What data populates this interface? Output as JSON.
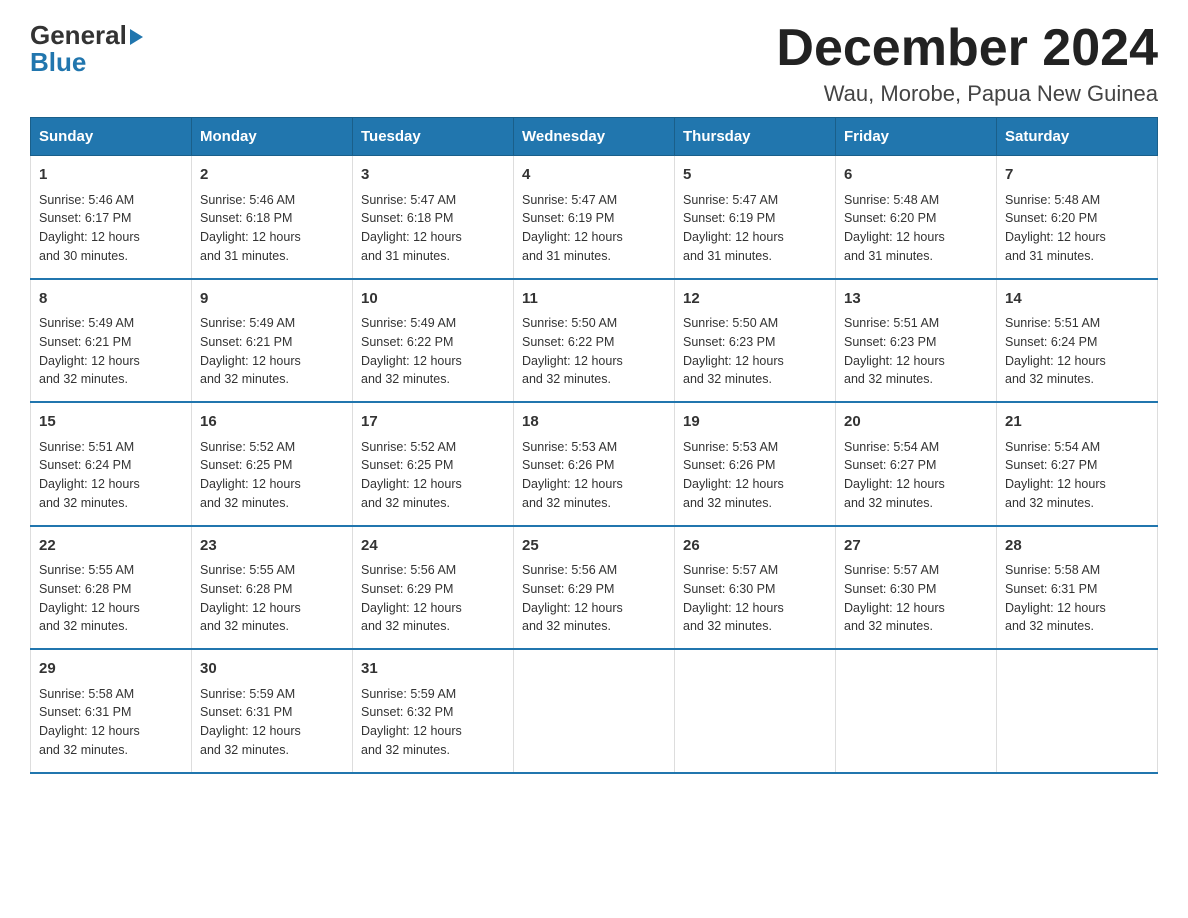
{
  "header": {
    "logo_text_main": "General",
    "logo_text_accent": "Blue",
    "month_title": "December 2024",
    "location": "Wau, Morobe, Papua New Guinea"
  },
  "weekdays": [
    "Sunday",
    "Monday",
    "Tuesday",
    "Wednesday",
    "Thursday",
    "Friday",
    "Saturday"
  ],
  "weeks": [
    [
      {
        "day": "1",
        "sunrise": "5:46 AM",
        "sunset": "6:17 PM",
        "daylight": "12 hours and 30 minutes."
      },
      {
        "day": "2",
        "sunrise": "5:46 AM",
        "sunset": "6:18 PM",
        "daylight": "12 hours and 31 minutes."
      },
      {
        "day": "3",
        "sunrise": "5:47 AM",
        "sunset": "6:18 PM",
        "daylight": "12 hours and 31 minutes."
      },
      {
        "day": "4",
        "sunrise": "5:47 AM",
        "sunset": "6:19 PM",
        "daylight": "12 hours and 31 minutes."
      },
      {
        "day": "5",
        "sunrise": "5:47 AM",
        "sunset": "6:19 PM",
        "daylight": "12 hours and 31 minutes."
      },
      {
        "day": "6",
        "sunrise": "5:48 AM",
        "sunset": "6:20 PM",
        "daylight": "12 hours and 31 minutes."
      },
      {
        "day": "7",
        "sunrise": "5:48 AM",
        "sunset": "6:20 PM",
        "daylight": "12 hours and 31 minutes."
      }
    ],
    [
      {
        "day": "8",
        "sunrise": "5:49 AM",
        "sunset": "6:21 PM",
        "daylight": "12 hours and 32 minutes."
      },
      {
        "day": "9",
        "sunrise": "5:49 AM",
        "sunset": "6:21 PM",
        "daylight": "12 hours and 32 minutes."
      },
      {
        "day": "10",
        "sunrise": "5:49 AM",
        "sunset": "6:22 PM",
        "daylight": "12 hours and 32 minutes."
      },
      {
        "day": "11",
        "sunrise": "5:50 AM",
        "sunset": "6:22 PM",
        "daylight": "12 hours and 32 minutes."
      },
      {
        "day": "12",
        "sunrise": "5:50 AM",
        "sunset": "6:23 PM",
        "daylight": "12 hours and 32 minutes."
      },
      {
        "day": "13",
        "sunrise": "5:51 AM",
        "sunset": "6:23 PM",
        "daylight": "12 hours and 32 minutes."
      },
      {
        "day": "14",
        "sunrise": "5:51 AM",
        "sunset": "6:24 PM",
        "daylight": "12 hours and 32 minutes."
      }
    ],
    [
      {
        "day": "15",
        "sunrise": "5:51 AM",
        "sunset": "6:24 PM",
        "daylight": "12 hours and 32 minutes."
      },
      {
        "day": "16",
        "sunrise": "5:52 AM",
        "sunset": "6:25 PM",
        "daylight": "12 hours and 32 minutes."
      },
      {
        "day": "17",
        "sunrise": "5:52 AM",
        "sunset": "6:25 PM",
        "daylight": "12 hours and 32 minutes."
      },
      {
        "day": "18",
        "sunrise": "5:53 AM",
        "sunset": "6:26 PM",
        "daylight": "12 hours and 32 minutes."
      },
      {
        "day": "19",
        "sunrise": "5:53 AM",
        "sunset": "6:26 PM",
        "daylight": "12 hours and 32 minutes."
      },
      {
        "day": "20",
        "sunrise": "5:54 AM",
        "sunset": "6:27 PM",
        "daylight": "12 hours and 32 minutes."
      },
      {
        "day": "21",
        "sunrise": "5:54 AM",
        "sunset": "6:27 PM",
        "daylight": "12 hours and 32 minutes."
      }
    ],
    [
      {
        "day": "22",
        "sunrise": "5:55 AM",
        "sunset": "6:28 PM",
        "daylight": "12 hours and 32 minutes."
      },
      {
        "day": "23",
        "sunrise": "5:55 AM",
        "sunset": "6:28 PM",
        "daylight": "12 hours and 32 minutes."
      },
      {
        "day": "24",
        "sunrise": "5:56 AM",
        "sunset": "6:29 PM",
        "daylight": "12 hours and 32 minutes."
      },
      {
        "day": "25",
        "sunrise": "5:56 AM",
        "sunset": "6:29 PM",
        "daylight": "12 hours and 32 minutes."
      },
      {
        "day": "26",
        "sunrise": "5:57 AM",
        "sunset": "6:30 PM",
        "daylight": "12 hours and 32 minutes."
      },
      {
        "day": "27",
        "sunrise": "5:57 AM",
        "sunset": "6:30 PM",
        "daylight": "12 hours and 32 minutes."
      },
      {
        "day": "28",
        "sunrise": "5:58 AM",
        "sunset": "6:31 PM",
        "daylight": "12 hours and 32 minutes."
      }
    ],
    [
      {
        "day": "29",
        "sunrise": "5:58 AM",
        "sunset": "6:31 PM",
        "daylight": "12 hours and 32 minutes."
      },
      {
        "day": "30",
        "sunrise": "5:59 AM",
        "sunset": "6:31 PM",
        "daylight": "12 hours and 32 minutes."
      },
      {
        "day": "31",
        "sunrise": "5:59 AM",
        "sunset": "6:32 PM",
        "daylight": "12 hours and 32 minutes."
      },
      null,
      null,
      null,
      null
    ]
  ],
  "labels": {
    "sunrise": "Sunrise:",
    "sunset": "Sunset:",
    "daylight": "Daylight:"
  }
}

● ● ● ● ● ● ●

Repeat each entry exactly as given; no pictures belong in the copy.

What data populates this interface? Output as JSON.
{
  "header": {
    "logo_text_main": "General",
    "logo_text_accent": "Blue",
    "month_title": "December 2024",
    "location": "Wau, Morobe, Papua New Guinea"
  },
  "weekdays": [
    "Sunday",
    "Monday",
    "Tuesday",
    "Wednesday",
    "Thursday",
    "Friday",
    "Saturday"
  ],
  "weeks": [
    [
      {
        "day": "1",
        "sunrise": "5:46 AM",
        "sunset": "6:17 PM",
        "daylight": "12 hours and 30 minutes."
      },
      {
        "day": "2",
        "sunrise": "5:46 AM",
        "sunset": "6:18 PM",
        "daylight": "12 hours and 31 minutes."
      },
      {
        "day": "3",
        "sunrise": "5:47 AM",
        "sunset": "6:18 PM",
        "daylight": "12 hours and 31 minutes."
      },
      {
        "day": "4",
        "sunrise": "5:47 AM",
        "sunset": "6:19 PM",
        "daylight": "12 hours and 31 minutes."
      },
      {
        "day": "5",
        "sunrise": "5:47 AM",
        "sunset": "6:19 PM",
        "daylight": "12 hours and 31 minutes."
      },
      {
        "day": "6",
        "sunrise": "5:48 AM",
        "sunset": "6:20 PM",
        "daylight": "12 hours and 31 minutes."
      },
      {
        "day": "7",
        "sunrise": "5:48 AM",
        "sunset": "6:20 PM",
        "daylight": "12 hours and 31 minutes."
      }
    ],
    [
      {
        "day": "8",
        "sunrise": "5:49 AM",
        "sunset": "6:21 PM",
        "daylight": "12 hours and 32 minutes."
      },
      {
        "day": "9",
        "sunrise": "5:49 AM",
        "sunset": "6:21 PM",
        "daylight": "12 hours and 32 minutes."
      },
      {
        "day": "10",
        "sunrise": "5:49 AM",
        "sunset": "6:22 PM",
        "daylight": "12 hours and 32 minutes."
      },
      {
        "day": "11",
        "sunrise": "5:50 AM",
        "sunset": "6:22 PM",
        "daylight": "12 hours and 32 minutes."
      },
      {
        "day": "12",
        "sunrise": "5:50 AM",
        "sunset": "6:23 PM",
        "daylight": "12 hours and 32 minutes."
      },
      {
        "day": "13",
        "sunrise": "5:51 AM",
        "sunset": "6:23 PM",
        "daylight": "12 hours and 32 minutes."
      },
      {
        "day": "14",
        "sunrise": "5:51 AM",
        "sunset": "6:24 PM",
        "daylight": "12 hours and 32 minutes."
      }
    ],
    [
      {
        "day": "15",
        "sunrise": "5:51 AM",
        "sunset": "6:24 PM",
        "daylight": "12 hours and 32 minutes."
      },
      {
        "day": "16",
        "sunrise": "5:52 AM",
        "sunset": "6:25 PM",
        "daylight": "12 hours and 32 minutes."
      },
      {
        "day": "17",
        "sunrise": "5:52 AM",
        "sunset": "6:25 PM",
        "daylight": "12 hours and 32 minutes."
      },
      {
        "day": "18",
        "sunrise": "5:53 AM",
        "sunset": "6:26 PM",
        "daylight": "12 hours and 32 minutes."
      },
      {
        "day": "19",
        "sunrise": "5:53 AM",
        "sunset": "6:26 PM",
        "daylight": "12 hours and 32 minutes."
      },
      {
        "day": "20",
        "sunrise": "5:54 AM",
        "sunset": "6:27 PM",
        "daylight": "12 hours and 32 minutes."
      },
      {
        "day": "21",
        "sunrise": "5:54 AM",
        "sunset": "6:27 PM",
        "daylight": "12 hours and 32 minutes."
      }
    ],
    [
      {
        "day": "22",
        "sunrise": "5:55 AM",
        "sunset": "6:28 PM",
        "daylight": "12 hours and 32 minutes."
      },
      {
        "day": "23",
        "sunrise": "5:55 AM",
        "sunset": "6:28 PM",
        "daylight": "12 hours and 32 minutes."
      },
      {
        "day": "24",
        "sunrise": "5:56 AM",
        "sunset": "6:29 PM",
        "daylight": "12 hours and 32 minutes."
      },
      {
        "day": "25",
        "sunrise": "5:56 AM",
        "sunset": "6:29 PM",
        "daylight": "12 hours and 32 minutes."
      },
      {
        "day": "26",
        "sunrise": "5:57 AM",
        "sunset": "6:30 PM",
        "daylight": "12 hours and 32 minutes."
      },
      {
        "day": "27",
        "sunrise": "5:57 AM",
        "sunset": "6:30 PM",
        "daylight": "12 hours and 32 minutes."
      },
      {
        "day": "28",
        "sunrise": "5:58 AM",
        "sunset": "6:31 PM",
        "daylight": "12 hours and 32 minutes."
      }
    ],
    [
      {
        "day": "29",
        "sunrise": "5:58 AM",
        "sunset": "6:31 PM",
        "daylight": "12 hours and 32 minutes."
      },
      {
        "day": "30",
        "sunrise": "5:59 AM",
        "sunset": "6:31 PM",
        "daylight": "12 hours and 32 minutes."
      },
      {
        "day": "31",
        "sunrise": "5:59 AM",
        "sunset": "6:32 PM",
        "daylight": "12 hours and 32 minutes."
      },
      null,
      null,
      null,
      null
    ]
  ],
  "labels": {
    "sunrise": "Sunrise:",
    "sunset": "Sunset:",
    "daylight": "Daylight:"
  }
}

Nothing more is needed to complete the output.